• [Task brief] Repeat, exactly and in full, the lines of the listing below, but without any pictures.

(Items listed in a dataset)
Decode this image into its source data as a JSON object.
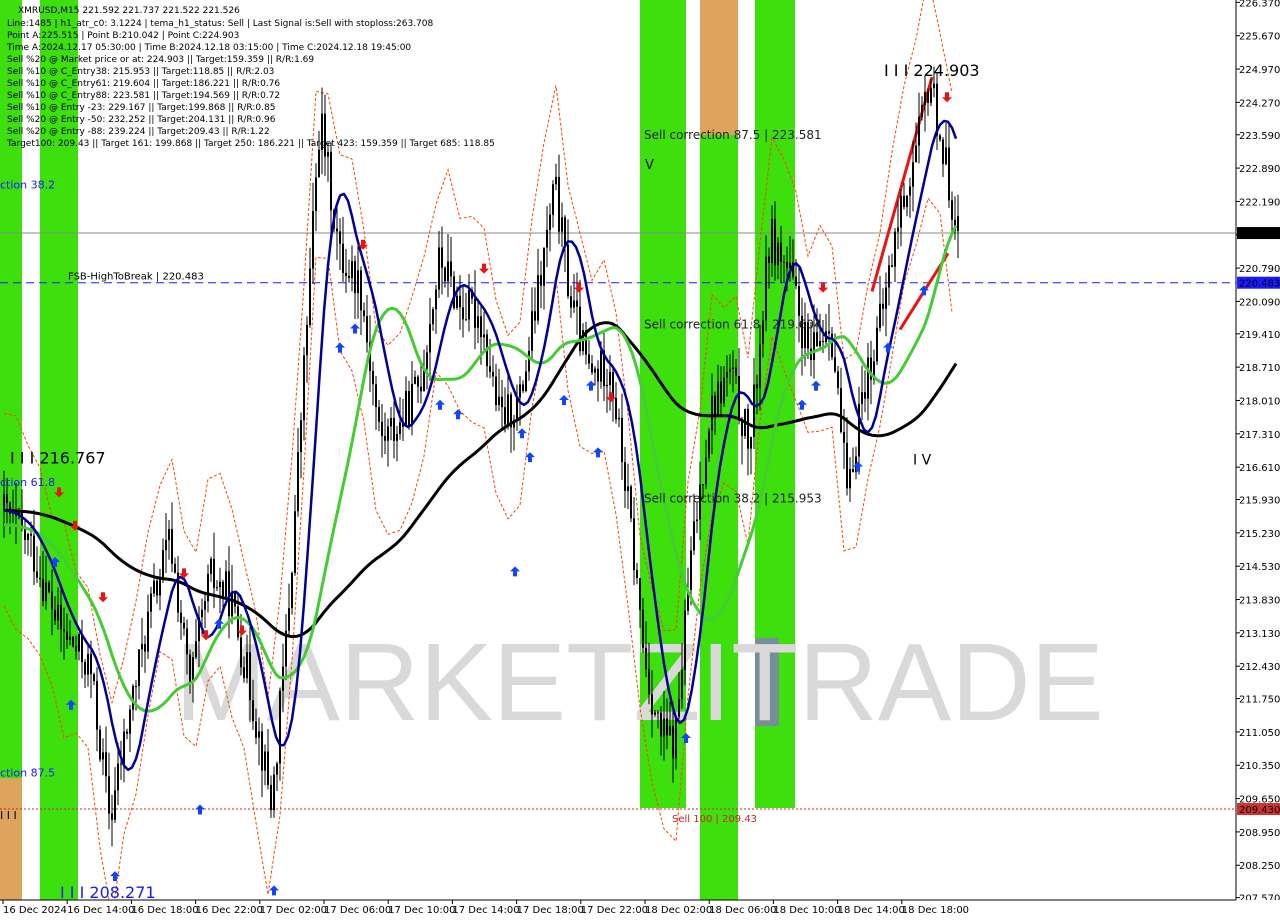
{
  "chart_data": {
    "type": "candlestick",
    "symbol_line": "XMRUSD,M15  221.592 221.737 221.522 221.526",
    "info_lines": [
      "Line:1485  | h1_atr_c0: 3.1224  | tema_h1_status: Sell  | Last Signal is:Sell with stoploss:263.708",
      "Point A:225.515  | Point B:210.042  | Point C:224.903",
      "Time A:2024.12.17 05:30:00  | Time B:2024.12.18 03:15:00  | Time C:2024.12.18 19:45:00",
      "Sell %20 @ Market price or at: 224.903  || Target:159.359  || R/R:1.69",
      "Sell %10 @ C_Entry38: 215.953  || Target:118.85  || R/R:2.03",
      "Sell %10 @ C_Entry61: 219.604  || Target:186.221  || R/R:0.76",
      "Sell %10 @ C_Entry88: 223.581  || Target:194.569  || R/R:0.72",
      "Sell %10 @ Entry -23: 229.167  || Target:199.868  || R/R:0.85",
      "Sell %20 @ Entry -50: 232.252  || Target:204.131  || R/R:0.96",
      "Sell %20 @ Entry -88: 239.224  || Target:209.43  || R/R:1.22",
      "Target100: 209.43  || Target 161: 199.868  || Target 250: 186.221  || Target 423: 159.359  || Target 685: 118.85"
    ],
    "y_ticks": [
      "226.370",
      "225.670",
      "224.970",
      "224.270",
      "223.590",
      "222.890",
      "222.190",
      "221.490",
      "220.790",
      "220.090",
      "219.410",
      "218.710",
      "218.010",
      "217.310",
      "216.610",
      "215.930",
      "215.230",
      "214.530",
      "213.830",
      "213.130",
      "212.430",
      "211.750",
      "211.050",
      "210.350",
      "209.650",
      "208.950",
      "208.250",
      "207.570"
    ],
    "y_range": [
      207.52,
      226.42
    ],
    "x_ticks": [
      "16 Dec 2024",
      "16 Dec 14:00",
      "16 Dec 18:00",
      "16 Dec 22:00",
      "17 Dec 02:00",
      "17 Dec 06:00",
      "17 Dec 10:00",
      "17 Dec 14:00",
      "17 Dec 18:00",
      "17 Dec 22:00",
      "18 Dec 02:00",
      "18 Dec 06:00",
      "18 Dec 10:00",
      "18 Dec 14:00",
      "18 Dec 18:00"
    ],
    "price_tags": [
      {
        "label": "221.526",
        "value": 221.526,
        "bg": "#000000",
        "color": "#ffffff"
      },
      {
        "label": "220.483",
        "value": 220.483,
        "bg": "#1a1aff",
        "color": "#ffffff"
      },
      {
        "label": "209.430",
        "value": 209.43,
        "bg": "#cc3333",
        "color": "#ffffff"
      }
    ],
    "levels": [
      {
        "label": "FSB-HighToBreak | 220.483",
        "value": 220.483,
        "color": "#1a1aff",
        "style": "dash"
      },
      {
        "label": "Sell 100 | 209.43",
        "value": 209.43,
        "color": "#cc2222",
        "style": "dot"
      },
      {
        "label": "",
        "value": 221.526,
        "color": "#888888",
        "style": "solid"
      }
    ],
    "annotations": [
      {
        "text": "Sell correction 87.5 | 223.581",
        "value": 223.581,
        "color": "#222222"
      },
      {
        "text": "Sell correction 61.8 | 219.604",
        "value": 219.604,
        "color": "#222222"
      },
      {
        "text": "Sell correction 38.2 | 215.953",
        "value": 215.953,
        "color": "#222222"
      },
      {
        "text": "I I I 224.903",
        "value": 224.903,
        "color": "#000000"
      },
      {
        "text": "I I I 216.767",
        "value": 216.767,
        "color": "#000000"
      },
      {
        "text": "I I I 208.271",
        "value": 208.271,
        "color": "#1a1aff"
      },
      {
        "text": "I V",
        "value": 216.767,
        "color": "#000000"
      },
      {
        "text": "V",
        "value": 222.95,
        "color": "#000000"
      },
      {
        "text": "I I I",
        "value": 209.3,
        "color": "#000000"
      },
      {
        "text": "ction 38.2",
        "value": 222.55,
        "color": "#1a1aff"
      },
      {
        "text": "ction 61.8",
        "value": 216.3,
        "color": "#1a1aff"
      },
      {
        "text": "ction 87.5",
        "value": 210.2,
        "color": "#1a1aff"
      }
    ],
    "watermark": "MARKETZITRADE",
    "colors": {
      "bull_zone": "#33dd00",
      "bear_zone": "#e8a060",
      "gray_zone": "#7a8aa0",
      "fast_ma": "#000099",
      "mid_ma": "#44cc33",
      "slow_ma": "#000000",
      "channel": "#ff4400",
      "candle": "#000000",
      "buy_arrow": "#1144ff",
      "sell_arrow": "#ee1111"
    }
  }
}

• [Task response]
Decode this image into its source data as a JSON object.
{
  "chart_data": {
    "type": "candlestick",
    "symbol_line": "XMRUSD,M15  221.592 221.737 221.522 221.526",
    "info_lines": [
      "Line:1485  | h1_atr_c0: 3.1224  | tema_h1_status: Sell  | Last Signal is:Sell with stoploss:263.708",
      "Point A:225.515  | Point B:210.042  | Point C:224.903",
      "Time A:2024.12.17 05:30:00  | Time B:2024.12.18 03:15:00  | Time C:2024.12.18 19:45:00",
      "Sell %20 @ Market price or at: 224.903  || Target:159.359  || R/R:1.69",
      "Sell %10 @ C_Entry38: 215.953  || Target:118.85  || R/R:2.03",
      "Sell %10 @ C_Entry61: 219.604  || Target:186.221  || R/R:0.76",
      "Sell %10 @ C_Entry88: 223.581  || Target:194.569  || R/R:0.72",
      "Sell %10 @ Entry -23: 229.167  || Target:199.868  || R/R:0.85",
      "Sell %20 @ Entry -50: 232.252  || Target:204.131  || R/R:0.96",
      "Sell %20 @ Entry -88: 239.224  || Target:209.43  || R/R:1.22",
      "Target100: 209.43  || Target 161: 199.868  || Target 250: 186.221  || Target 423: 159.359  || Target 685: 118.85"
    ],
    "y_ticks": [
      "226.370",
      "225.670",
      "224.970",
      "224.270",
      "223.590",
      "222.890",
      "222.190",
      "221.490",
      "220.790",
      "220.090",
      "219.410",
      "218.710",
      "218.010",
      "217.310",
      "216.610",
      "215.930",
      "215.230",
      "214.530",
      "213.830",
      "213.130",
      "212.430",
      "211.750",
      "211.050",
      "210.350",
      "209.650",
      "208.950",
      "208.250",
      "207.570"
    ],
    "y_range": [
      207.52,
      226.42
    ],
    "x_ticks": [
      "16 Dec 2024",
      "16 Dec 14:00",
      "16 Dec 18:00",
      "16 Dec 22:00",
      "17 Dec 02:00",
      "17 Dec 06:00",
      "17 Dec 10:00",
      "17 Dec 14:00",
      "17 Dec 18:00",
      "17 Dec 22:00",
      "18 Dec 02:00",
      "18 Dec 06:00",
      "18 Dec 10:00",
      "18 Dec 14:00",
      "18 Dec 18:00"
    ],
    "price_tags": [
      {
        "label": "221.526",
        "value": 221.526,
        "bg": "#000000",
        "color": "#ffffff"
      },
      {
        "label": "220.483",
        "value": 220.483,
        "bg": "#1a1aff",
        "color": "#ffffff"
      },
      {
        "label": "209.430",
        "value": 209.43,
        "bg": "#cc3333",
        "color": "#ffffff"
      }
    ],
    "levels": [
      {
        "label": "FSB-HighToBreak | 220.483",
        "value": 220.483,
        "color": "#1a1aff",
        "style": "dash"
      },
      {
        "label": "Sell 100 | 209.43",
        "value": 209.43,
        "color": "#cc2222",
        "style": "dot"
      },
      {
        "label": "",
        "value": 221.526,
        "color": "#888888",
        "style": "solid"
      }
    ],
    "annotations": [
      {
        "text": "Sell correction 87.5 | 223.581",
        "value": 223.581,
        "color": "#222222"
      },
      {
        "text": "Sell correction 61.8 | 219.604",
        "value": 219.604,
        "color": "#222222"
      },
      {
        "text": "Sell correction 38.2 | 215.953",
        "value": 215.953,
        "color": "#222222"
      },
      {
        "text": "I I I 224.903",
        "value": 224.903,
        "color": "#000000"
      },
      {
        "text": "I I I 216.767",
        "value": 216.767,
        "color": "#000000"
      },
      {
        "text": "I I I 208.271",
        "value": 208.271,
        "color": "#1a1aff"
      },
      {
        "text": "I V",
        "value": 216.767,
        "color": "#000000"
      },
      {
        "text": "V",
        "value": 222.95,
        "color": "#000000"
      },
      {
        "text": "I I I",
        "value": 209.3,
        "color": "#000000"
      },
      {
        "text": "ction 38.2",
        "value": 222.55,
        "color": "#1a1aff"
      },
      {
        "text": "ction 61.8",
        "value": 216.3,
        "color": "#1a1aff"
      },
      {
        "text": "ction 87.5",
        "value": 210.2,
        "color": "#1a1aff"
      }
    ],
    "watermark": "MARKETZITRADE",
    "colors": {
      "bull_zone": "#33dd00",
      "bear_zone": "#e8a060",
      "gray_zone": "#7a8aa0",
      "fast_ma": "#000099",
      "mid_ma": "#44cc33",
      "slow_ma": "#000000",
      "channel": "#ff4400",
      "candle": "#000000",
      "buy_arrow": "#1144ff",
      "sell_arrow": "#ee1111"
    }
  }
}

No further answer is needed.